───── Records for this task

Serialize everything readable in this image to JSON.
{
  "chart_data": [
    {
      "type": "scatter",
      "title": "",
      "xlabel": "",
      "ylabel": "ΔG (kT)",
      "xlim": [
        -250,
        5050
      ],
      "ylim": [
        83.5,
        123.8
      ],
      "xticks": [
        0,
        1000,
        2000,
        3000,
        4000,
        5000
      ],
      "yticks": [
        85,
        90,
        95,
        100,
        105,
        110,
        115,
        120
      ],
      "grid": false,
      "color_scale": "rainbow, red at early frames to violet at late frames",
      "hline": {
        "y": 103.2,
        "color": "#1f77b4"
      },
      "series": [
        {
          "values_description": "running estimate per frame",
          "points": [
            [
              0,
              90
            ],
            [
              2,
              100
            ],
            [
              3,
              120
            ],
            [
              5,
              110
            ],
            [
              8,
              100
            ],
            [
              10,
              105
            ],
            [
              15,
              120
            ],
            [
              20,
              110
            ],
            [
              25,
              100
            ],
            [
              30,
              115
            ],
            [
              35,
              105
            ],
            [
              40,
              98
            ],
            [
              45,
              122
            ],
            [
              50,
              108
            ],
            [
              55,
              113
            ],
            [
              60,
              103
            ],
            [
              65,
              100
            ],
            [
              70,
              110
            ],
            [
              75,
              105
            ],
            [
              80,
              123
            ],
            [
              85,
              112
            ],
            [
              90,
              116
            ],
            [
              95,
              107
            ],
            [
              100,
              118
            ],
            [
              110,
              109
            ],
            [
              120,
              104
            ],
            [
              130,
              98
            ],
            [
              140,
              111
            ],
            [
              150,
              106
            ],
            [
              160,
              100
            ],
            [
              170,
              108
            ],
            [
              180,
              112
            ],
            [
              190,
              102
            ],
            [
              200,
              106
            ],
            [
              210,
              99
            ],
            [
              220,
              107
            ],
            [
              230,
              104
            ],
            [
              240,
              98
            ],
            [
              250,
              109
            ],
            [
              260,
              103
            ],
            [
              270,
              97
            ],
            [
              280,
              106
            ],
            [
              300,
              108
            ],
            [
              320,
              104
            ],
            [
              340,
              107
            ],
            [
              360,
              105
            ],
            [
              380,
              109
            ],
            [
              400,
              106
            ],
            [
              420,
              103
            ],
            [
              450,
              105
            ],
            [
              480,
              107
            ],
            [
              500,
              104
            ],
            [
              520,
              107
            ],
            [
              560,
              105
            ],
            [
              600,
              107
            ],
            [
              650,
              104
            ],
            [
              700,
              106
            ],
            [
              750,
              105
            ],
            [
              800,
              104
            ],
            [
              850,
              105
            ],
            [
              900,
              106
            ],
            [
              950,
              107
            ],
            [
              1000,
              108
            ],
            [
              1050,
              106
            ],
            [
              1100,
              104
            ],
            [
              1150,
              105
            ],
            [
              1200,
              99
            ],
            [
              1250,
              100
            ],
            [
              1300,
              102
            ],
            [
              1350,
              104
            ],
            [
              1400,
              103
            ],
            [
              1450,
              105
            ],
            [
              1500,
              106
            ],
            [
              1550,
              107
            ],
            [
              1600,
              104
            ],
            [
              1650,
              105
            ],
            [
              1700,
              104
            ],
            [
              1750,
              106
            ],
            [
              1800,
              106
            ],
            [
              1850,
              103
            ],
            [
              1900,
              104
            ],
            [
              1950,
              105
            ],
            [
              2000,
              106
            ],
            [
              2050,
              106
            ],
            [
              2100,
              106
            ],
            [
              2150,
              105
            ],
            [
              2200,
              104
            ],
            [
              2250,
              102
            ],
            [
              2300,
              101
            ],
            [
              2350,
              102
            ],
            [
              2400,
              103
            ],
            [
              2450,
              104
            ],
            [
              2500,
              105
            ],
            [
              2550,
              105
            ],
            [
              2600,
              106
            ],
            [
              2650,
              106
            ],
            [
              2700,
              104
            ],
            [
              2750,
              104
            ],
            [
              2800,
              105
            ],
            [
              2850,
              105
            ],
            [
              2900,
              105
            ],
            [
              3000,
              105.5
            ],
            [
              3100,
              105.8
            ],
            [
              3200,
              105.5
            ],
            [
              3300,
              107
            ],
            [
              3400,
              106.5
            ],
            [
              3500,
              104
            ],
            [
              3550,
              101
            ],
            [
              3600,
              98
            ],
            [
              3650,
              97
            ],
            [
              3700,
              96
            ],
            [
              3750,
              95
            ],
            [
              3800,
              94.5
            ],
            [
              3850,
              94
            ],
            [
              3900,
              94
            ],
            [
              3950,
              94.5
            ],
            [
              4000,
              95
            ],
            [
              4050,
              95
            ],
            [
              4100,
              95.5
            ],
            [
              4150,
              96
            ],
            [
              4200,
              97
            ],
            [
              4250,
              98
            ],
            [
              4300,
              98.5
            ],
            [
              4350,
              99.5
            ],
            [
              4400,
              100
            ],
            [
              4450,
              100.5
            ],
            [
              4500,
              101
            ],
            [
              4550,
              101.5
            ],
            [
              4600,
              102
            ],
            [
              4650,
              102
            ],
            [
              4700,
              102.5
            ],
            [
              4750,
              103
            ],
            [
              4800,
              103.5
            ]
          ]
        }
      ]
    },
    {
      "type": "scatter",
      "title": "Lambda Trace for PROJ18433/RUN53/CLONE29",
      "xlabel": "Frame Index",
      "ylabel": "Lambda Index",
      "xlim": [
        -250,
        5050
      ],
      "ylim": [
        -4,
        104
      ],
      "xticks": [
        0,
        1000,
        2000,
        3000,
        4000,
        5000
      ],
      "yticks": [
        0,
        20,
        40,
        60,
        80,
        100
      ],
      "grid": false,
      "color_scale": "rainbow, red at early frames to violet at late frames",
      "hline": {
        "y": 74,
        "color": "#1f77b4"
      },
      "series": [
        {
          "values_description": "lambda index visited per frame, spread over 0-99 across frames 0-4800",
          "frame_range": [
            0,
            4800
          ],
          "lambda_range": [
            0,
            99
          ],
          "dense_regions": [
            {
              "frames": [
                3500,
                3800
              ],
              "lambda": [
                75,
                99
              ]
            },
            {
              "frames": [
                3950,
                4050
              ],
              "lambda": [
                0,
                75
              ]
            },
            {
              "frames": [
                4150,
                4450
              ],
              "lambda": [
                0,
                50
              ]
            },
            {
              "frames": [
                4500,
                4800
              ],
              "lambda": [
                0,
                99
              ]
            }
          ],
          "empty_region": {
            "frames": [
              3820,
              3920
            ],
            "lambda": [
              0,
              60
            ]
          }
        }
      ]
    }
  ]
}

──────────

Recopy the entries above in their entirety, exactly.

Serialize everything readable in this image to JSON.
{
  "chart_data": [
    {
      "type": "scatter",
      "title": "",
      "xlabel": "",
      "ylabel": "ΔG (kT)",
      "xlim": [
        -250,
        5050
      ],
      "ylim": [
        83.5,
        123.8
      ],
      "xticks": [
        0,
        1000,
        2000,
        3000,
        4000,
        5000
      ],
      "yticks": [
        85,
        90,
        95,
        100,
        105,
        110,
        115,
        120
      ],
      "grid": false,
      "color_scale": "rainbow, red at early frames to violet at late frames",
      "hline": {
        "y": 103.2,
        "color": "#1f77b4"
      },
      "series": [
        {
          "values_description": "running estimate per frame",
          "points": [
            [
              0,
              90
            ],
            [
              2,
              100
            ],
            [
              3,
              120
            ],
            [
              5,
              110
            ],
            [
              8,
              100
            ],
            [
              10,
              105
            ],
            [
              15,
              120
            ],
            [
              20,
              110
            ],
            [
              25,
              100
            ],
            [
              30,
              115
            ],
            [
              35,
              105
            ],
            [
              40,
              98
            ],
            [
              45,
              122
            ],
            [
              50,
              108
            ],
            [
              55,
              113
            ],
            [
              60,
              103
            ],
            [
              65,
              100
            ],
            [
              70,
              110
            ],
            [
              75,
              105
            ],
            [
              80,
              123
            ],
            [
              85,
              112
            ],
            [
              90,
              116
            ],
            [
              95,
              107
            ],
            [
              100,
              118
            ],
            [
              110,
              109
            ],
            [
              120,
              104
            ],
            [
              130,
              98
            ],
            [
              140,
              111
            ],
            [
              150,
              106
            ],
            [
              160,
              100
            ],
            [
              170,
              108
            ],
            [
              180,
              112
            ],
            [
              190,
              102
            ],
            [
              200,
              106
            ],
            [
              210,
              99
            ],
            [
              220,
              107
            ],
            [
              230,
              104
            ],
            [
              240,
              98
            ],
            [
              250,
              109
            ],
            [
              260,
              103
            ],
            [
              270,
              97
            ],
            [
              280,
              106
            ],
            [
              300,
              108
            ],
            [
              320,
              104
            ],
            [
              340,
              107
            ],
            [
              360,
              105
            ],
            [
              380,
              109
            ],
            [
              400,
              106
            ],
            [
              420,
              103
            ],
            [
              450,
              105
            ],
            [
              480,
              107
            ],
            [
              500,
              104
            ],
            [
              520,
              107
            ],
            [
              560,
              105
            ],
            [
              600,
              107
            ],
            [
              650,
              104
            ],
            [
              700,
              106
            ],
            [
              750,
              105
            ],
            [
              800,
              104
            ],
            [
              850,
              105
            ],
            [
              900,
              106
            ],
            [
              950,
              107
            ],
            [
              1000,
              108
            ],
            [
              1050,
              106
            ],
            [
              1100,
              104
            ],
            [
              1150,
              105
            ],
            [
              1200,
              99
            ],
            [
              1250,
              100
            ],
            [
              1300,
              102
            ],
            [
              1350,
              104
            ],
            [
              1400,
              103
            ],
            [
              1450,
              105
            ],
            [
              1500,
              106
            ],
            [
              1550,
              107
            ],
            [
              1600,
              104
            ],
            [
              1650,
              105
            ],
            [
              1700,
              104
            ],
            [
              1750,
              106
            ],
            [
              1800,
              106
            ],
            [
              1850,
              103
            ],
            [
              1900,
              104
            ],
            [
              1950,
              105
            ],
            [
              2000,
              106
            ],
            [
              2050,
              106
            ],
            [
              2100,
              106
            ],
            [
              2150,
              105
            ],
            [
              2200,
              104
            ],
            [
              2250,
              102
            ],
            [
              2300,
              101
            ],
            [
              2350,
              102
            ],
            [
              2400,
              103
            ],
            [
              2450,
              104
            ],
            [
              2500,
              105
            ],
            [
              2550,
              105
            ],
            [
              2600,
              106
            ],
            [
              2650,
              106
            ],
            [
              2700,
              104
            ],
            [
              2750,
              104
            ],
            [
              2800,
              105
            ],
            [
              2850,
              105
            ],
            [
              2900,
              105
            ],
            [
              3000,
              105.5
            ],
            [
              3100,
              105.8
            ],
            [
              3200,
              105.5
            ],
            [
              3300,
              107
            ],
            [
              3400,
              106.5
            ],
            [
              3500,
              104
            ],
            [
              3550,
              101
            ],
            [
              3600,
              98
            ],
            [
              3650,
              97
            ],
            [
              3700,
              96
            ],
            [
              3750,
              95
            ],
            [
              3800,
              94.5
            ],
            [
              3850,
              94
            ],
            [
              3900,
              94
            ],
            [
              3950,
              94.5
            ],
            [
              4000,
              95
            ],
            [
              4050,
              95
            ],
            [
              4100,
              95.5
            ],
            [
              4150,
              96
            ],
            [
              4200,
              97
            ],
            [
              4250,
              98
            ],
            [
              4300,
              98.5
            ],
            [
              4350,
              99.5
            ],
            [
              4400,
              100
            ],
            [
              4450,
              100.5
            ],
            [
              4500,
              101
            ],
            [
              4550,
              101.5
            ],
            [
              4600,
              102
            ],
            [
              4650,
              102
            ],
            [
              4700,
              102.5
            ],
            [
              4750,
              103
            ],
            [
              4800,
              103.5
            ]
          ]
        }
      ]
    },
    {
      "type": "scatter",
      "title": "Lambda Trace for PROJ18433/RUN53/CLONE29",
      "xlabel": "Frame Index",
      "ylabel": "Lambda Index",
      "xlim": [
        -250,
        5050
      ],
      "ylim": [
        -4,
        104
      ],
      "xticks": [
        0,
        1000,
        2000,
        3000,
        4000,
        5000
      ],
      "yticks": [
        0,
        20,
        40,
        60,
        80,
        100
      ],
      "grid": false,
      "color_scale": "rainbow, red at early frames to violet at late frames",
      "hline": {
        "y": 74,
        "color": "#1f77b4"
      },
      "series": [
        {
          "values_description": "lambda index visited per frame, spread over 0-99 across frames 0-4800",
          "frame_range": [
            0,
            4800
          ],
          "lambda_range": [
            0,
            99
          ],
          "dense_regions": [
            {
              "frames": [
                3500,
                3800
              ],
              "lambda": [
                75,
                99
              ]
            },
            {
              "frames": [
                3950,
                4050
              ],
              "lambda": [
                0,
                75
              ]
            },
            {
              "frames": [
                4150,
                4450
              ],
              "lambda": [
                0,
                50
              ]
            },
            {
              "frames": [
                4500,
                4800
              ],
              "lambda": [
                0,
                99
              ]
            }
          ],
          "empty_region": {
            "frames": [
              3820,
              3920
            ],
            "lambda": [
              0,
              60
            ]
          }
        }
      ]
    }
  ]
}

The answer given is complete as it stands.